--- BEGIN SUPPLIED ENTRIES ---

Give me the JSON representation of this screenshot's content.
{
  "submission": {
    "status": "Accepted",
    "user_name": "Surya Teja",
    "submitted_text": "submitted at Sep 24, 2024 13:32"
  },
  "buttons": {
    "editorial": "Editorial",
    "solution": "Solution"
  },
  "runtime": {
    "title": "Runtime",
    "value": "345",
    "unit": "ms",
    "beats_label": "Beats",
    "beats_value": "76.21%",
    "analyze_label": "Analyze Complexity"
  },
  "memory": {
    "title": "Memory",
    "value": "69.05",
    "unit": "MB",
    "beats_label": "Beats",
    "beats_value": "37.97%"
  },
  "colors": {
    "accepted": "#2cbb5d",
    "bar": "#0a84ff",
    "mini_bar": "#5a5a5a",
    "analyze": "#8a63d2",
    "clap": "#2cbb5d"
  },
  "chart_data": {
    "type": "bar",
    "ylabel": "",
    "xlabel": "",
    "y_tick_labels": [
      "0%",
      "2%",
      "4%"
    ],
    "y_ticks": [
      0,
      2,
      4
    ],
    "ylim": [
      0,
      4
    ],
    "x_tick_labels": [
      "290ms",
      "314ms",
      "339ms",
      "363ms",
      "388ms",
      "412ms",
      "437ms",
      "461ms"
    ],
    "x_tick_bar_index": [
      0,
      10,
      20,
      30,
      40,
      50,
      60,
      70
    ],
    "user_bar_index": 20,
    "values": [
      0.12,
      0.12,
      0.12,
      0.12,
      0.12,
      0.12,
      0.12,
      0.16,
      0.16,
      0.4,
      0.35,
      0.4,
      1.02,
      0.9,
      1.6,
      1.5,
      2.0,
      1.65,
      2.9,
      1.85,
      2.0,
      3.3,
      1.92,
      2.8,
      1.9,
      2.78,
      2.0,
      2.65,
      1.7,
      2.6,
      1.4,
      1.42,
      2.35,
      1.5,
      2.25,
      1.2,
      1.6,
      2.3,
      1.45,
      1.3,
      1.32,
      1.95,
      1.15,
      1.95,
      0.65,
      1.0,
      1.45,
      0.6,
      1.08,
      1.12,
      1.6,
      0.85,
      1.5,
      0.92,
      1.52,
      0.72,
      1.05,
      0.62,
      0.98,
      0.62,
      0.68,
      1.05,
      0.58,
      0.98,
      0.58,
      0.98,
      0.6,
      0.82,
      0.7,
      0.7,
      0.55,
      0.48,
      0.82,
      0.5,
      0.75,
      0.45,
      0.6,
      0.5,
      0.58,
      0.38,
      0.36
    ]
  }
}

--- END SUPPLIED ENTRIES ---

◆ EXERCISE DIRECTIONS
Repeat the listing in full, keeping every line exactly as it is.

◆ RESULT
Give me the JSON representation of this screenshot's content.
{
  "submission": {
    "status": "Accepted",
    "user_name": "Surya Teja",
    "submitted_text": "submitted at Sep 24, 2024 13:32"
  },
  "buttons": {
    "editorial": "Editorial",
    "solution": "Solution"
  },
  "runtime": {
    "title": "Runtime",
    "value": "345",
    "unit": "ms",
    "beats_label": "Beats",
    "beats_value": "76.21%",
    "analyze_label": "Analyze Complexity"
  },
  "memory": {
    "title": "Memory",
    "value": "69.05",
    "unit": "MB",
    "beats_label": "Beats",
    "beats_value": "37.97%"
  },
  "colors": {
    "accepted": "#2cbb5d",
    "bar": "#0a84ff",
    "mini_bar": "#5a5a5a",
    "analyze": "#8a63d2",
    "clap": "#2cbb5d"
  },
  "chart_data": {
    "type": "bar",
    "ylabel": "",
    "xlabel": "",
    "y_tick_labels": [
      "0%",
      "2%",
      "4%"
    ],
    "y_ticks": [
      0,
      2,
      4
    ],
    "ylim": [
      0,
      4
    ],
    "x_tick_labels": [
      "290ms",
      "314ms",
      "339ms",
      "363ms",
      "388ms",
      "412ms",
      "437ms",
      "461ms"
    ],
    "x_tick_bar_index": [
      0,
      10,
      20,
      30,
      40,
      50,
      60,
      70
    ],
    "user_bar_index": 20,
    "values": [
      0.12,
      0.12,
      0.12,
      0.12,
      0.12,
      0.12,
      0.12,
      0.16,
      0.16,
      0.4,
      0.35,
      0.4,
      1.02,
      0.9,
      1.6,
      1.5,
      2.0,
      1.65,
      2.9,
      1.85,
      2.0,
      3.3,
      1.92,
      2.8,
      1.9,
      2.78,
      2.0,
      2.65,
      1.7,
      2.6,
      1.4,
      1.42,
      2.35,
      1.5,
      2.25,
      1.2,
      1.6,
      2.3,
      1.45,
      1.3,
      1.32,
      1.95,
      1.15,
      1.95,
      0.65,
      1.0,
      1.45,
      0.6,
      1.08,
      1.12,
      1.6,
      0.85,
      1.5,
      0.92,
      1.52,
      0.72,
      1.05,
      0.62,
      0.98,
      0.62,
      0.68,
      1.05,
      0.58,
      0.98,
      0.58,
      0.98,
      0.6,
      0.82,
      0.7,
      0.7,
      0.55,
      0.48,
      0.82,
      0.5,
      0.75,
      0.45,
      0.6,
      0.5,
      0.58,
      0.38,
      0.36
    ]
  }
}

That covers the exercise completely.